Start of Page excerpt
I wonder if anyone out there has had some issues when they have applied ‘Send-On-Behalf‘ or ‘SendAs‘ permissions with powershell or on the ECP?
What issues … well considering you are using one of the versions of DirSync/AAD Sync & you apply thee permissions to an account & then later delete the account in the AD; have you experienced that even after a sync runs one of the two permissions are still there?
Well, with the ‘Send-On-Behalf‘ Microsoft considers it a feature. AS a safe-gaurd in case someone is accidentally deleted or had a license removed. Some feature ! And it creates another problem. Well, the problem is that if a deleted is still appearing then you’ll get an error when trying to add more to the list. Luckily, the solution is fairly simple for ‘Send-On-Behalf‘ . If you from powershell or ECP you should still be able to remove the account. Then advise your customers to add these rights in the AD under ‘publicDelegates‘ .As I rule I highly recommend not using ‘Send-On-Behalf‘ rights & most certainly never mix the 2 rights. As then they won’t function properly. ‘Send-On-Behalf‘ is a delegation right & usually when applying it a delegation is created and a person that has these rights may see some weird behavior such as getting updates when a person make a calendar change or accepts an appointment. But if you still need to apply ‘Send-On-Behalf‘ rights do it in the AD under ‘publicDelegates‘. Now, I originally experienced this about 2 years ago & I already pointed out MS’s response. Since then until lately; it actually seemed that the issue was actually cleared up. But it has reared its ugly head again. So, you know how to fix it now.
End of Page excerpt
Start of Study material
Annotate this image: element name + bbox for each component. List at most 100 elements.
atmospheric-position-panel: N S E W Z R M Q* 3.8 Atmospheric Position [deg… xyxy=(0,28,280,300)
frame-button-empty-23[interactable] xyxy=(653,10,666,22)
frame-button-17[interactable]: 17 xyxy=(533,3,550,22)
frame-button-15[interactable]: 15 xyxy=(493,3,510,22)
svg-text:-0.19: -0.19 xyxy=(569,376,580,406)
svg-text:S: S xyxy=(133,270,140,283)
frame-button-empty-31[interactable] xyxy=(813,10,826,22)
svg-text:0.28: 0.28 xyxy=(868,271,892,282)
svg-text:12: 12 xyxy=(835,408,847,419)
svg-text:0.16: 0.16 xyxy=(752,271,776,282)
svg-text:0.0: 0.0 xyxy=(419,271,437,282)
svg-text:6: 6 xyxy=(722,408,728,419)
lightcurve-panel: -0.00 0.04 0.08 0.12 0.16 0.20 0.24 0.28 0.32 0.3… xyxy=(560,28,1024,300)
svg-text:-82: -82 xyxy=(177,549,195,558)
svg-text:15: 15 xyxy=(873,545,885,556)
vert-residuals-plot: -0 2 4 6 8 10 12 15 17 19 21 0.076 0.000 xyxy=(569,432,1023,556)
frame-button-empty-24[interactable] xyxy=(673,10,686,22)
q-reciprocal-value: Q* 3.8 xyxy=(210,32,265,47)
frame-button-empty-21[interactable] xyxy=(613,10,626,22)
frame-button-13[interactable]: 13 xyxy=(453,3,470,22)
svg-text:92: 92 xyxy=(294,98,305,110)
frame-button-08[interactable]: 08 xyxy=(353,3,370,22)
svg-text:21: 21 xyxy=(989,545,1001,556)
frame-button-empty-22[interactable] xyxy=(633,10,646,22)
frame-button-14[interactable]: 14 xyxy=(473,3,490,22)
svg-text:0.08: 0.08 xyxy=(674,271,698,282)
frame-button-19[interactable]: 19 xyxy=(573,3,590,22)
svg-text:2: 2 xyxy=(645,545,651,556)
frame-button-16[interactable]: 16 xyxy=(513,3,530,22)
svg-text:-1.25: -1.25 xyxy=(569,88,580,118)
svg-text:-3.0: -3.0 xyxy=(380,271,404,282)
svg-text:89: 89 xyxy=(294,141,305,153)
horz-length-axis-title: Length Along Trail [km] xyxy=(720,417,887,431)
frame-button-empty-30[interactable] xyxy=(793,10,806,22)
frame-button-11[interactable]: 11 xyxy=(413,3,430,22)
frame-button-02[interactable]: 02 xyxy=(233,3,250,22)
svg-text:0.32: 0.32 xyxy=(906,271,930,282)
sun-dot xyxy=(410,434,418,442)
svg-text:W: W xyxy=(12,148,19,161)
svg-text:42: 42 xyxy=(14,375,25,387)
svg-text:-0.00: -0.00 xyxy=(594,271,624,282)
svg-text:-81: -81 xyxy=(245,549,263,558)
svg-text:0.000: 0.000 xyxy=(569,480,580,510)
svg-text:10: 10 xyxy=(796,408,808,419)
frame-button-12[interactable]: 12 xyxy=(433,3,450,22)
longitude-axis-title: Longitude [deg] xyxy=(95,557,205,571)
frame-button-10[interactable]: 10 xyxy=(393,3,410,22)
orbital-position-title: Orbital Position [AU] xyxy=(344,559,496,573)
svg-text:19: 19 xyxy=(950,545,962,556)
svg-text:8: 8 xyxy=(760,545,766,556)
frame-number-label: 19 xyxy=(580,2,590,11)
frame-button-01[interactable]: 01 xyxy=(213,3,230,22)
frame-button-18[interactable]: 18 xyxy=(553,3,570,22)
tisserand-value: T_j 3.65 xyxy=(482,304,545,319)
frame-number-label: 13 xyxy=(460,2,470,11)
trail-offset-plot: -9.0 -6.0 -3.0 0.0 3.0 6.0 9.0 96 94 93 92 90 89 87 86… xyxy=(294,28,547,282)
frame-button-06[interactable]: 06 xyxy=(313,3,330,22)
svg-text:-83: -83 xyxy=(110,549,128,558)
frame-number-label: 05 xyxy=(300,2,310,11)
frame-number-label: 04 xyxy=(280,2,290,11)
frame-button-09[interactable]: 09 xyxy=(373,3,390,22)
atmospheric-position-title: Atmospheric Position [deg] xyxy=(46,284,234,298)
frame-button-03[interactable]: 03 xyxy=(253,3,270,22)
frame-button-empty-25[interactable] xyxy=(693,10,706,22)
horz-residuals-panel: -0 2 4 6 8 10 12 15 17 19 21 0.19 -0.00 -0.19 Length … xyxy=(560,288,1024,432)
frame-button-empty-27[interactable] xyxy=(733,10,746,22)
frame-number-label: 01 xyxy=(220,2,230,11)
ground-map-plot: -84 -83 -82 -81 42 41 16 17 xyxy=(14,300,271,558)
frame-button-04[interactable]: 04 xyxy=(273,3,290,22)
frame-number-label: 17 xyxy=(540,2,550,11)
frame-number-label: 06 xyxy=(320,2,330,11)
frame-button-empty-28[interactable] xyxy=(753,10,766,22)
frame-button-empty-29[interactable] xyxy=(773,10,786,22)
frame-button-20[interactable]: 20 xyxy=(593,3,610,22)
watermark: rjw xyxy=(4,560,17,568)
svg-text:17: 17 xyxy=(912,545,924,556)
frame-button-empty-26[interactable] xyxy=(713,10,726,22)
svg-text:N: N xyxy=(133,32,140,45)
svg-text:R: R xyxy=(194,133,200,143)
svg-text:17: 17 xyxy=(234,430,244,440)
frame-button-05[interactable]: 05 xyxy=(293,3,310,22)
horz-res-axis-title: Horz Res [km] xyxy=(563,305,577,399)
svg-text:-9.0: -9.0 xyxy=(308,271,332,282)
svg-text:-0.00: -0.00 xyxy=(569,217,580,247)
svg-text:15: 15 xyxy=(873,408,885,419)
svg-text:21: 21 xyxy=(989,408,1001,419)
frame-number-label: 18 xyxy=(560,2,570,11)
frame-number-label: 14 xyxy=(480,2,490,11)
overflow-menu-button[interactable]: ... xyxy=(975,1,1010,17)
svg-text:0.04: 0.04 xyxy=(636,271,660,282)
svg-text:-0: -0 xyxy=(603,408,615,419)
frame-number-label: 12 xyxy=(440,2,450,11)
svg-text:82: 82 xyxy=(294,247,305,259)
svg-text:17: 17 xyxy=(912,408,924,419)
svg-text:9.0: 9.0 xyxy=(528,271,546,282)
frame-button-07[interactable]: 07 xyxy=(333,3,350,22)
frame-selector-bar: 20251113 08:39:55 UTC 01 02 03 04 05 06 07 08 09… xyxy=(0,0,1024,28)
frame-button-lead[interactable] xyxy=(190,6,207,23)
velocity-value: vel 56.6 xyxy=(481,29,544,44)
End of Study material
=== Questions ===
1. In the post on Send-On-Behalf and SendAs permissions, why does Microsoft leave a deleted account's Send-On-Behalf permission in place?
2. From the post on Send-On-Behalf and SendAs permissions, retype the passage that begins at the words "I wonder if" and stops after the words "are still there?".

=== Answers by task ===
1. Microsoft treats it as a feature. It is meant as a safeguard in case someone is accidentally deleted or has a license removed.

2.
I wonder if anyone out there has had some issues when they have applied ‘Send-On-Behalf‘ or ‘SendAs‘ permissions with powershell or on the ECP?
What issues … well considering you are using one of the versions of DirSync/AAD Sync & you apply thee permissions to an account & then later delete the account in the AD; have you experienced that even after a sync runs one of the two permissions are still there?